(Saved entries)
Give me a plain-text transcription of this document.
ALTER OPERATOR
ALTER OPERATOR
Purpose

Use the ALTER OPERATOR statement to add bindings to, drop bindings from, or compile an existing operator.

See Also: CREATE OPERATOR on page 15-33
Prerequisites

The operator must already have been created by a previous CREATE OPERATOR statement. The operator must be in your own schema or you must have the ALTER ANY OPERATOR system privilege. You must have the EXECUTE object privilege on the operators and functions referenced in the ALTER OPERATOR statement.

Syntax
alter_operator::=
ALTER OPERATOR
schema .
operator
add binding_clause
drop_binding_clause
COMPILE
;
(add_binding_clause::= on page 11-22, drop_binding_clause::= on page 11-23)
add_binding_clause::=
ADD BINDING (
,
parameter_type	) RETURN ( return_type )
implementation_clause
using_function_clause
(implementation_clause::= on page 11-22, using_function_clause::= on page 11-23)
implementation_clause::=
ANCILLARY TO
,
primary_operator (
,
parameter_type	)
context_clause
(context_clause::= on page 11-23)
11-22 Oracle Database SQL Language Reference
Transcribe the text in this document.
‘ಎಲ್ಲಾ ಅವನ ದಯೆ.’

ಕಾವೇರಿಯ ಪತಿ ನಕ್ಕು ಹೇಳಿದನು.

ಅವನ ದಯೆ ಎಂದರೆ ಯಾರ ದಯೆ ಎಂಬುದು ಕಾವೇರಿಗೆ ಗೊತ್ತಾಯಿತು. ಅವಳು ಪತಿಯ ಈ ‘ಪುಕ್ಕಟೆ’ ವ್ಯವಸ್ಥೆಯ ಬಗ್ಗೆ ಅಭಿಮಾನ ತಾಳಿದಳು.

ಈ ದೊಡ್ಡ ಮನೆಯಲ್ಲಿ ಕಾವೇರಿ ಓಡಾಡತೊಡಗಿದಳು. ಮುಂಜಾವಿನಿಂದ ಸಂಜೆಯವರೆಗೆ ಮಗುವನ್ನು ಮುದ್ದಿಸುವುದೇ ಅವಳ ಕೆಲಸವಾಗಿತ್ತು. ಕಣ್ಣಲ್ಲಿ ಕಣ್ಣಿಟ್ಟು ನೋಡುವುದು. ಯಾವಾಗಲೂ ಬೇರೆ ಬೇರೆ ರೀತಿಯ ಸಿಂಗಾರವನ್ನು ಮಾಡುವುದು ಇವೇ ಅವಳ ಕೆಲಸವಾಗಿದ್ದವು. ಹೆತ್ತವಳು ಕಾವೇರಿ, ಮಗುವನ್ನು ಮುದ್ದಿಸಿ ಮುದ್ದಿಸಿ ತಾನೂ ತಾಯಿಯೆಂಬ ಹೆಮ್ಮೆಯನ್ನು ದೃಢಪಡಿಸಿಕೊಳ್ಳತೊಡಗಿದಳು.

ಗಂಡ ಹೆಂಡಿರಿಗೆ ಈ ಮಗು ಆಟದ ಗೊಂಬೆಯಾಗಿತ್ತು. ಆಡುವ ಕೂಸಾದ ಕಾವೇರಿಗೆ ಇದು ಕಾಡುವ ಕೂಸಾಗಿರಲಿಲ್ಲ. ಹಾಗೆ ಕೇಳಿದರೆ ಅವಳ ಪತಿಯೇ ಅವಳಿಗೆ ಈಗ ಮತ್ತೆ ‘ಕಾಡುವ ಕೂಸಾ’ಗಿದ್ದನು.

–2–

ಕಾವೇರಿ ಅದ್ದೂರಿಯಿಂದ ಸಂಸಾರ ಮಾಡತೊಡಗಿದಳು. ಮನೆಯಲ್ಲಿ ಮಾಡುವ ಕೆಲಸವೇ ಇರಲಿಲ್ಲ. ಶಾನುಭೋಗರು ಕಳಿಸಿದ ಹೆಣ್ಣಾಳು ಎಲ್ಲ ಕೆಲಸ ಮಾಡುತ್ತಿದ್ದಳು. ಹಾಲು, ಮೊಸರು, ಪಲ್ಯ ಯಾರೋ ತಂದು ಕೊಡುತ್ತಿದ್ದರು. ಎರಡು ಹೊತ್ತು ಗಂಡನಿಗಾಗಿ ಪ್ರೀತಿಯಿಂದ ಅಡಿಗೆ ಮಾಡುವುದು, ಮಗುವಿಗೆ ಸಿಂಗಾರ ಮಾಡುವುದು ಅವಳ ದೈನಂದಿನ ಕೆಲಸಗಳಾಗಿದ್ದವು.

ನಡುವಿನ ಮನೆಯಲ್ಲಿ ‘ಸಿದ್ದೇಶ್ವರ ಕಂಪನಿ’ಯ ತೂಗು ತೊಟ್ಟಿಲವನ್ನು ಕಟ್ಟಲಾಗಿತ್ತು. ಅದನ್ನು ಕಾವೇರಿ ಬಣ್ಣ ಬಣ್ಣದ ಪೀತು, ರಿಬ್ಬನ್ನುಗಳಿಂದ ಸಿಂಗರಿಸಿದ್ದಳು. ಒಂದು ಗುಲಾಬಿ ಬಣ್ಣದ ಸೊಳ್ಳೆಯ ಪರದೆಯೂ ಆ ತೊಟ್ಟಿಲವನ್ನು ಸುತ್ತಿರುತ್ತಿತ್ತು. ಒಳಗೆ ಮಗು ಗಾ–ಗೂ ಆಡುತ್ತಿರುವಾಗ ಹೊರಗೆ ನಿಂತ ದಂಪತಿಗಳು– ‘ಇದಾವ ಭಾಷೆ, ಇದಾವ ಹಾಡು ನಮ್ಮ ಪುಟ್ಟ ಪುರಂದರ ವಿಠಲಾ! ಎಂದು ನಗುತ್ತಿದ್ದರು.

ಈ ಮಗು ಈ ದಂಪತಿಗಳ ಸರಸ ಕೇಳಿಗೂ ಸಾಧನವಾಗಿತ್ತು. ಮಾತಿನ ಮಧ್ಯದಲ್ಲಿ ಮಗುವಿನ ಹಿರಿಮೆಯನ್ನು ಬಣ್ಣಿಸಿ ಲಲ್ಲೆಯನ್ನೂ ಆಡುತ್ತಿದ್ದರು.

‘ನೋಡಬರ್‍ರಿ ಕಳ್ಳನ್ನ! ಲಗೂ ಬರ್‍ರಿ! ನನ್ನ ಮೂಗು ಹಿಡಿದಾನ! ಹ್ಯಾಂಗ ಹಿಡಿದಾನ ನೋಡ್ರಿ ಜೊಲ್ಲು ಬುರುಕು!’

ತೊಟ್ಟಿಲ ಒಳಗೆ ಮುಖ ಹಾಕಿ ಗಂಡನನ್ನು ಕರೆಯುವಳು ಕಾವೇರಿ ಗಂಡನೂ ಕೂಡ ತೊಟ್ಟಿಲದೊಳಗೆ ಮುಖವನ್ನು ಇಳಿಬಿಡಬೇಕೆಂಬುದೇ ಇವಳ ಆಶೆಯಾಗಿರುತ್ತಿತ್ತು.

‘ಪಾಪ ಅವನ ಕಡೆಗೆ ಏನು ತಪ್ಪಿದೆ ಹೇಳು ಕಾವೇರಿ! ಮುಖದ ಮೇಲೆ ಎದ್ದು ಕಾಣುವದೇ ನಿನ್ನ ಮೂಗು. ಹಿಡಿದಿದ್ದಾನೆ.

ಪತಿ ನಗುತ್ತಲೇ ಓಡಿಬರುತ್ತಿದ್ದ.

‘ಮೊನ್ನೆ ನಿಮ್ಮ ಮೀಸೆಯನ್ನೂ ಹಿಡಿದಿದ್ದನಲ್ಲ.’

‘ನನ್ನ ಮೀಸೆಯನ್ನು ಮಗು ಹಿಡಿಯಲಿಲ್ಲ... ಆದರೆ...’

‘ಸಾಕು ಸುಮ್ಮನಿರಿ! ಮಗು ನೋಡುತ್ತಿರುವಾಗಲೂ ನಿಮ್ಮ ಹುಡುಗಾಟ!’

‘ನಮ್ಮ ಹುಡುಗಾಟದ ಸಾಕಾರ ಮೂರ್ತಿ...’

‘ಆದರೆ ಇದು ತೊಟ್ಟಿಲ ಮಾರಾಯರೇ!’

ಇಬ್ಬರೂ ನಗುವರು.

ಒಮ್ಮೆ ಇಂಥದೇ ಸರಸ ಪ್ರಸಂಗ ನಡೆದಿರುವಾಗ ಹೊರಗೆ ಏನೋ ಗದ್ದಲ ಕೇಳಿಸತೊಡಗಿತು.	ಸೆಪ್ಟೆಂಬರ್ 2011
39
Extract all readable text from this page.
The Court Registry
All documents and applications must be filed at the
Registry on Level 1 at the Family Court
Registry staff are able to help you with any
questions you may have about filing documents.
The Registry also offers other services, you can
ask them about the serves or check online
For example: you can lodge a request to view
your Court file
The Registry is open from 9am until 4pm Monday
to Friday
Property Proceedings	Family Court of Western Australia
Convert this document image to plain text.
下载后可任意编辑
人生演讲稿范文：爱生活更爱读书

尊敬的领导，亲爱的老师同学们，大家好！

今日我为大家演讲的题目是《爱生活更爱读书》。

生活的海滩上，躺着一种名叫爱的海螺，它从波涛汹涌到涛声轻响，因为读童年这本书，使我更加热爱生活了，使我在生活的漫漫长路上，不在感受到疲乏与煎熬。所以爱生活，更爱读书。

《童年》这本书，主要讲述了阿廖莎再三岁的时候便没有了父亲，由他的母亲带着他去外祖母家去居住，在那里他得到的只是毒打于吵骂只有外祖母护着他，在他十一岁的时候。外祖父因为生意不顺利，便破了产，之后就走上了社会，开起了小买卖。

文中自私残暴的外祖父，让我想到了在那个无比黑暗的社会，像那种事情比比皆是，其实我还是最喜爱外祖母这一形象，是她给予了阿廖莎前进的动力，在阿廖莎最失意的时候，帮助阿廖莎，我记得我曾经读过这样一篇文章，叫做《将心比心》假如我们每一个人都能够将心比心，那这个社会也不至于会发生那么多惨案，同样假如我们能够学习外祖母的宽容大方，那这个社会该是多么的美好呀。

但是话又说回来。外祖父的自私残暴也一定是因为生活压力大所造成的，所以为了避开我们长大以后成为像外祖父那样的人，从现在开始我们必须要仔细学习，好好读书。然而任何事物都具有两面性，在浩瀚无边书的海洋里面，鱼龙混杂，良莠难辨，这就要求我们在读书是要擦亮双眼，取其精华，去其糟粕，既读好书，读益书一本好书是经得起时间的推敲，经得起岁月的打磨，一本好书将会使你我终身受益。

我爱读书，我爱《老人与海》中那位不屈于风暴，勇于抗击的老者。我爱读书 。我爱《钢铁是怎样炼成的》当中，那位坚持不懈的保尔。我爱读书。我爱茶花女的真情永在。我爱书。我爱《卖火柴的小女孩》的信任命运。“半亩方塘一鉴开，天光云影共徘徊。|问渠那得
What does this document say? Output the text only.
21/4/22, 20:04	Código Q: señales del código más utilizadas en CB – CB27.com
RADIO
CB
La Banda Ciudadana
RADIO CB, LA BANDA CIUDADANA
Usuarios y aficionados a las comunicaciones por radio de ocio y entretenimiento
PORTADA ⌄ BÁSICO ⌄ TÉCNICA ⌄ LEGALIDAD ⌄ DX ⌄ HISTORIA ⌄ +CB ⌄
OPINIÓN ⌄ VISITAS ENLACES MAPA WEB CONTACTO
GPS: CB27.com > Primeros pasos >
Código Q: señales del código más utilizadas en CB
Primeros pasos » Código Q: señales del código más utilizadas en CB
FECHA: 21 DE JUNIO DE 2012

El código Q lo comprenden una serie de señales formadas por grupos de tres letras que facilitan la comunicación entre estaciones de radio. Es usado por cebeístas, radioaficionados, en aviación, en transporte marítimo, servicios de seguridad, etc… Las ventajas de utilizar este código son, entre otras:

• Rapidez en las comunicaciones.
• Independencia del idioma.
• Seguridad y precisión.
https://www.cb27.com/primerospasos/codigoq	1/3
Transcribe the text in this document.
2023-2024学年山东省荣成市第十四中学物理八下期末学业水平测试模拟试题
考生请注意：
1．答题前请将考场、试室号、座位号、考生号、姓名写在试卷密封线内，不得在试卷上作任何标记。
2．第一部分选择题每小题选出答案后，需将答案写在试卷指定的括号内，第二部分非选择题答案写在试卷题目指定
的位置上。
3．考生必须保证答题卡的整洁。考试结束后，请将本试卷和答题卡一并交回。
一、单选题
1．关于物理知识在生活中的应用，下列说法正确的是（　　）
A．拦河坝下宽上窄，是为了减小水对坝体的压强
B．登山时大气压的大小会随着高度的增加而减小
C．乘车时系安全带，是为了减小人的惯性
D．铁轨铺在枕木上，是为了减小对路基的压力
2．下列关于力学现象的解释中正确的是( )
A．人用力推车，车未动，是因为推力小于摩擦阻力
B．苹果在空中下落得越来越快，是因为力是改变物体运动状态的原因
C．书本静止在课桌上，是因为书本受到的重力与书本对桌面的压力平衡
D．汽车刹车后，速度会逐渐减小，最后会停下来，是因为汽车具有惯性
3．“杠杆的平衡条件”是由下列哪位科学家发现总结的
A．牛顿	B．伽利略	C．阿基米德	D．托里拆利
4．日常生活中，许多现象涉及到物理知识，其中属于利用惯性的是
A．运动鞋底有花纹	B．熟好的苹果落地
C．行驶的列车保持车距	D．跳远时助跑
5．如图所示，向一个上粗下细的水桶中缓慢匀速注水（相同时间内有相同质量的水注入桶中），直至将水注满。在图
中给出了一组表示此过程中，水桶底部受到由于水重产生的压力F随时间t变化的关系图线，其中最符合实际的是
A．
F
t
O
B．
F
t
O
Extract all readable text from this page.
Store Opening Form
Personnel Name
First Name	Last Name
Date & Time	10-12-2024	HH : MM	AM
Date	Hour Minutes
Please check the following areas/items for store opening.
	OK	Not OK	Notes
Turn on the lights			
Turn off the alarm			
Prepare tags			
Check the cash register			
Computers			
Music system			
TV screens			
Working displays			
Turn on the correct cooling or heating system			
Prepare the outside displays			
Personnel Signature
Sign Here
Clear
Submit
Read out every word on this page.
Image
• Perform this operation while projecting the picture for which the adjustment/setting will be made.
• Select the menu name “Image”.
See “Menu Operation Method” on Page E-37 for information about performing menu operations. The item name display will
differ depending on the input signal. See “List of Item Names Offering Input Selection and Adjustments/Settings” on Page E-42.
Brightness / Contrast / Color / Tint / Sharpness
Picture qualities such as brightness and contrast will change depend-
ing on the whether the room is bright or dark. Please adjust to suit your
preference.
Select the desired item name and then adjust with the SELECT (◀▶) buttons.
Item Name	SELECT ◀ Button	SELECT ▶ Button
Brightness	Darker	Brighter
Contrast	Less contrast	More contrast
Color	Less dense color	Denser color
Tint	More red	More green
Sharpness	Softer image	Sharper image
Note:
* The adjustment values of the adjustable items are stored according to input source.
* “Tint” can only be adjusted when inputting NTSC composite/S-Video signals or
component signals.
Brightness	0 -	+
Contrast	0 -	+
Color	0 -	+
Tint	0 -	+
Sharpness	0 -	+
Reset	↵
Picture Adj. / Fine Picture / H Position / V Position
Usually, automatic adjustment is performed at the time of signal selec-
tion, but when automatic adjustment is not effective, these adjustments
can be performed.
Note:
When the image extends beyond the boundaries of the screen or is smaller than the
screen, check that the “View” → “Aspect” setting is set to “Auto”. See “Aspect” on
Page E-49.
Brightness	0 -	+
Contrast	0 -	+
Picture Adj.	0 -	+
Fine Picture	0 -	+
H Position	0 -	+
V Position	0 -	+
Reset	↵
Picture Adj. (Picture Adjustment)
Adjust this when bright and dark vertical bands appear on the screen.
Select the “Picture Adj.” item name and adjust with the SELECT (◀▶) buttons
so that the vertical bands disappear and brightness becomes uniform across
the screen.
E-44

PROBLEM TO SOLVE >>
From the data above, pick out each line containing "schema" and copy it.

RESPONSE TO THIS TASK >>
The operator must already have been created by a previous CREATE OPERATOR statement. The operator must be in your own schema or you must have the ALTER ANY OPERATOR system privilege. You must have the EXECUTE object privilege on the operators and functions referenced in the ALTER OPERATOR statement.
schema .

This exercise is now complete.